GIVEN PROBLEM -> Copy every line of the data that contains the string "color".

MATERIAL TO PROCESS ->
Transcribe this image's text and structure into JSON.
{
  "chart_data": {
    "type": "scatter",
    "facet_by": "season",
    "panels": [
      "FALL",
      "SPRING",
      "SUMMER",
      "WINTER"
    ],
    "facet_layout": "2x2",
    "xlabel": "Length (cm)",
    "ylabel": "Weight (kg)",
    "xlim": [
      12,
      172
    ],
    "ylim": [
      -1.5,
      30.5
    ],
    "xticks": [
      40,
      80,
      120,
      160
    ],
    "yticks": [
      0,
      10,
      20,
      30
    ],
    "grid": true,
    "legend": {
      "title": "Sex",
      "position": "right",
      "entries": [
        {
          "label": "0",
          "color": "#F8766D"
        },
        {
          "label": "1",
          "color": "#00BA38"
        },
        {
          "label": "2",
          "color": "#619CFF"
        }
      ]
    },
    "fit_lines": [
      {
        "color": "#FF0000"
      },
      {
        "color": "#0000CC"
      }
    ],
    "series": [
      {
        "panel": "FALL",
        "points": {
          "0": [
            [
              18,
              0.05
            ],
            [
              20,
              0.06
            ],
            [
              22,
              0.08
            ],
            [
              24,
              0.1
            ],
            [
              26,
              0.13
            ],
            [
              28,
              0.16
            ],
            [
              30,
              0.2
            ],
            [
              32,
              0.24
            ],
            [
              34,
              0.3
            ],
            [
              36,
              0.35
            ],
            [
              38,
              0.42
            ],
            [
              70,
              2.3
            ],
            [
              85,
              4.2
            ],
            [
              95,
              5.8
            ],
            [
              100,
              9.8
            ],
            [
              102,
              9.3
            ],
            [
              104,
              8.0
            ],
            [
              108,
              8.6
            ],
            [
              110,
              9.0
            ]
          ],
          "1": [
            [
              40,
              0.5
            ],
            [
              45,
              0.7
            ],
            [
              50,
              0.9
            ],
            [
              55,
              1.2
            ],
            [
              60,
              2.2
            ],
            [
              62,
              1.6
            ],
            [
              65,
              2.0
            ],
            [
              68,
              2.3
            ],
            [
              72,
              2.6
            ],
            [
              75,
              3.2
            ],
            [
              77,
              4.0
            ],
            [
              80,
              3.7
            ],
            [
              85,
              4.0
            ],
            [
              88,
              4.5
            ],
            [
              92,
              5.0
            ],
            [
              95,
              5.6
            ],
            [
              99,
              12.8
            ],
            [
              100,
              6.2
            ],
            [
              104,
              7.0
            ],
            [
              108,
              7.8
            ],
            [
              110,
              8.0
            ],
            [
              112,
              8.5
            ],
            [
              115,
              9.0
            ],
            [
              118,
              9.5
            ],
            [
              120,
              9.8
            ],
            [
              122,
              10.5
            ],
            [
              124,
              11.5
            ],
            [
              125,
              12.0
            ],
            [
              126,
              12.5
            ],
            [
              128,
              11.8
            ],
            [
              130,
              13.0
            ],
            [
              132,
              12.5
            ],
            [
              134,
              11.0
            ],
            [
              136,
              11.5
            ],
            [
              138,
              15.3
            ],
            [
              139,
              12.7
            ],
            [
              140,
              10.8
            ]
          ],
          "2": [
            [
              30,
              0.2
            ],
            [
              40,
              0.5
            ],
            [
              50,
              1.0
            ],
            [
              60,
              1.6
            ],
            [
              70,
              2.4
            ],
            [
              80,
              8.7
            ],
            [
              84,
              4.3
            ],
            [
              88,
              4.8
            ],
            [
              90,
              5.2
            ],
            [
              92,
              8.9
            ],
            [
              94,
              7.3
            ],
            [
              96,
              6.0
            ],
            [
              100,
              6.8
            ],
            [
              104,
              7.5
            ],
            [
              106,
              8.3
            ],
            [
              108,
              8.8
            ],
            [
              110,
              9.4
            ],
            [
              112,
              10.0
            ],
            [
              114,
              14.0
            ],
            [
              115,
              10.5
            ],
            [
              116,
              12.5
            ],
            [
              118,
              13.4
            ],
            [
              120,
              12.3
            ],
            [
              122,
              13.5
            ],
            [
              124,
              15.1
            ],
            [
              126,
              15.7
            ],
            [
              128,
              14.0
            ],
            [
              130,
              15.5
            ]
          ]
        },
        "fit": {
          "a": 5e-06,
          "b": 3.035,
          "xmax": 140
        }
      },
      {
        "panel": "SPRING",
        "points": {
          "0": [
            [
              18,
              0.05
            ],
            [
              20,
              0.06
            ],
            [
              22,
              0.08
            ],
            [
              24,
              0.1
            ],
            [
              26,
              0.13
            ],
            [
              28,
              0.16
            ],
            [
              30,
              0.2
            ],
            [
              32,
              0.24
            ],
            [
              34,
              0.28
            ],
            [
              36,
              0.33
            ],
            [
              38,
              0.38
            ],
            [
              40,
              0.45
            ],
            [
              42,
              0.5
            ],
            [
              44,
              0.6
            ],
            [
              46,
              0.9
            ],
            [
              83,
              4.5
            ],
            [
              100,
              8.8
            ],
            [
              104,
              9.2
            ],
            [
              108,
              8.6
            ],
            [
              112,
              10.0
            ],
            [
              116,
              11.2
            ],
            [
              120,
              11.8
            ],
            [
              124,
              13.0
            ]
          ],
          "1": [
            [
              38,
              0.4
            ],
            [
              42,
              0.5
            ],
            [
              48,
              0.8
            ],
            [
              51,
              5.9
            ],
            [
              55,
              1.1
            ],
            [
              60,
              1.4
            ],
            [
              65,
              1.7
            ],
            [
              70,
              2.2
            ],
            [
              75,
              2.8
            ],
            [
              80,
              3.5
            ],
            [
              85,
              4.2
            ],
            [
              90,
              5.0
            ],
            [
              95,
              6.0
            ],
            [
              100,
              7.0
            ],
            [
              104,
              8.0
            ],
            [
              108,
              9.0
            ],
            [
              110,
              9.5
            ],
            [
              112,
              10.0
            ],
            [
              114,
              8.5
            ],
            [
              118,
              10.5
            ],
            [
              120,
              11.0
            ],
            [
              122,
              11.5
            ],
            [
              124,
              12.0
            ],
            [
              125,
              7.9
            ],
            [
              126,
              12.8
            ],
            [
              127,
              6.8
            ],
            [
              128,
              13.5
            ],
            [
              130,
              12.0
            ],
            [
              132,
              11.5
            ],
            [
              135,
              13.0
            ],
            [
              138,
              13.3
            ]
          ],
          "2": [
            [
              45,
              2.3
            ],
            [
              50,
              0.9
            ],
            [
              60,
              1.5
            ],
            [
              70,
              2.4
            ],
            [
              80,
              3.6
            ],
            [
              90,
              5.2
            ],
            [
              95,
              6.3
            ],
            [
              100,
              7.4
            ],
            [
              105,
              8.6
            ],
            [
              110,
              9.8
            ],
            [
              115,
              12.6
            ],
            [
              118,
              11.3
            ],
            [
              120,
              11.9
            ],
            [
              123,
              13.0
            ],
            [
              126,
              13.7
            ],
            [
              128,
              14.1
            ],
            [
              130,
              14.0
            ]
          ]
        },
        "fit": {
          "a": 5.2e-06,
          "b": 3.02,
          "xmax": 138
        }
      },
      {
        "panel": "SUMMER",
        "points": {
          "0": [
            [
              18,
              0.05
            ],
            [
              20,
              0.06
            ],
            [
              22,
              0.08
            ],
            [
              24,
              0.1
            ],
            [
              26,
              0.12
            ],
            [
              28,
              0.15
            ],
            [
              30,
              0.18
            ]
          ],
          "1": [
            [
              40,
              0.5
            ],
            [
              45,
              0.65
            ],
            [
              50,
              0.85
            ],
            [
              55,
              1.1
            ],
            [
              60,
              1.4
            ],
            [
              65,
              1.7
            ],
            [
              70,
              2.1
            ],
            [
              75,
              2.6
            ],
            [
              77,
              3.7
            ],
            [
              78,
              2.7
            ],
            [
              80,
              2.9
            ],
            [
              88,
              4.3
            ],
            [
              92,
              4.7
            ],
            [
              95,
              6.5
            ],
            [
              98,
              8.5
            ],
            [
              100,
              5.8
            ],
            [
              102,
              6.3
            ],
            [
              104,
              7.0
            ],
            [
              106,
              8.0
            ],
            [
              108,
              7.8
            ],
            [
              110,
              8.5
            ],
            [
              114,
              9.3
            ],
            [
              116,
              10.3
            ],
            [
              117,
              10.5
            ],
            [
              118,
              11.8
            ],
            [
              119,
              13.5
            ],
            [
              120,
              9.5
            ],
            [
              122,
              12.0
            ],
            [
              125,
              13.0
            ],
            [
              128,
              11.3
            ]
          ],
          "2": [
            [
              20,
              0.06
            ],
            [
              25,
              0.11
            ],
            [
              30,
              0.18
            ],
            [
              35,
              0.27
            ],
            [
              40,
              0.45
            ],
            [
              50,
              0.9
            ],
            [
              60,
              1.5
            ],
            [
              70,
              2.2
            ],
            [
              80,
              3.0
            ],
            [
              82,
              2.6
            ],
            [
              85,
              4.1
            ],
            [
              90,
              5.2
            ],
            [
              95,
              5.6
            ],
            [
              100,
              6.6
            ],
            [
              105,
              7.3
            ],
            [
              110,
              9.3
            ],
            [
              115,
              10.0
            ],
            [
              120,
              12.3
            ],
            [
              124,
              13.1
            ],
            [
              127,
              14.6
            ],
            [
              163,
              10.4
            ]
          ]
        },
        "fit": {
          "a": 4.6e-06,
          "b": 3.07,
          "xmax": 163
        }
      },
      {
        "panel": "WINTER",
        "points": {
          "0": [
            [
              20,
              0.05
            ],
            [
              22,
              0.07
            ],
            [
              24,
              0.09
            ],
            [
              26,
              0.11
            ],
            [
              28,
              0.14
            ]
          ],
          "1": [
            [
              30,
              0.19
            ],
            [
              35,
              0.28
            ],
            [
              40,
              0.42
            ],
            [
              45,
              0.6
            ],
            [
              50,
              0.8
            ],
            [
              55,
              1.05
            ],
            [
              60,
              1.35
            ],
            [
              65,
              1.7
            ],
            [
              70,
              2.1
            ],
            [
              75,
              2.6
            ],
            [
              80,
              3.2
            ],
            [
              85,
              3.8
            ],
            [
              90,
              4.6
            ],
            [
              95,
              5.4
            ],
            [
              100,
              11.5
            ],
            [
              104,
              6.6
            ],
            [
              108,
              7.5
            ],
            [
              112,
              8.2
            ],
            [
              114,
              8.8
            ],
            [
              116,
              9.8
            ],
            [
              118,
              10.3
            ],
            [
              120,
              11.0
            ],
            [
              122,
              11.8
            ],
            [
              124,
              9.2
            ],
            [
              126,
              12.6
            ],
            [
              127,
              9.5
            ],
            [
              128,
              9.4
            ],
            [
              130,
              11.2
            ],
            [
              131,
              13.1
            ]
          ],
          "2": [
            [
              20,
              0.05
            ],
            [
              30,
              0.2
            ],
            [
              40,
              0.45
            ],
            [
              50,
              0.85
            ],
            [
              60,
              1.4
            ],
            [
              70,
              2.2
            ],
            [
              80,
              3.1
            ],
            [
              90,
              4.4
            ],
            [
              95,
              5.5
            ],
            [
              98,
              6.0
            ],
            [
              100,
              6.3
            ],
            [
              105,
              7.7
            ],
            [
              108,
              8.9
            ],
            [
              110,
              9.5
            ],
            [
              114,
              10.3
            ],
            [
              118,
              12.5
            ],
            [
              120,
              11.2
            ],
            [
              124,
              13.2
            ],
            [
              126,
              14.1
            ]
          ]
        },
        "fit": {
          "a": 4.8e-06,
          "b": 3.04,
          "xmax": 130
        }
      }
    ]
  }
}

RESULT ->
          "color": "#F8766D"
          "color": "#00BA38"
          "color": "#619CFF"
        "color": "#FF0000"
        "color": "#0000CC"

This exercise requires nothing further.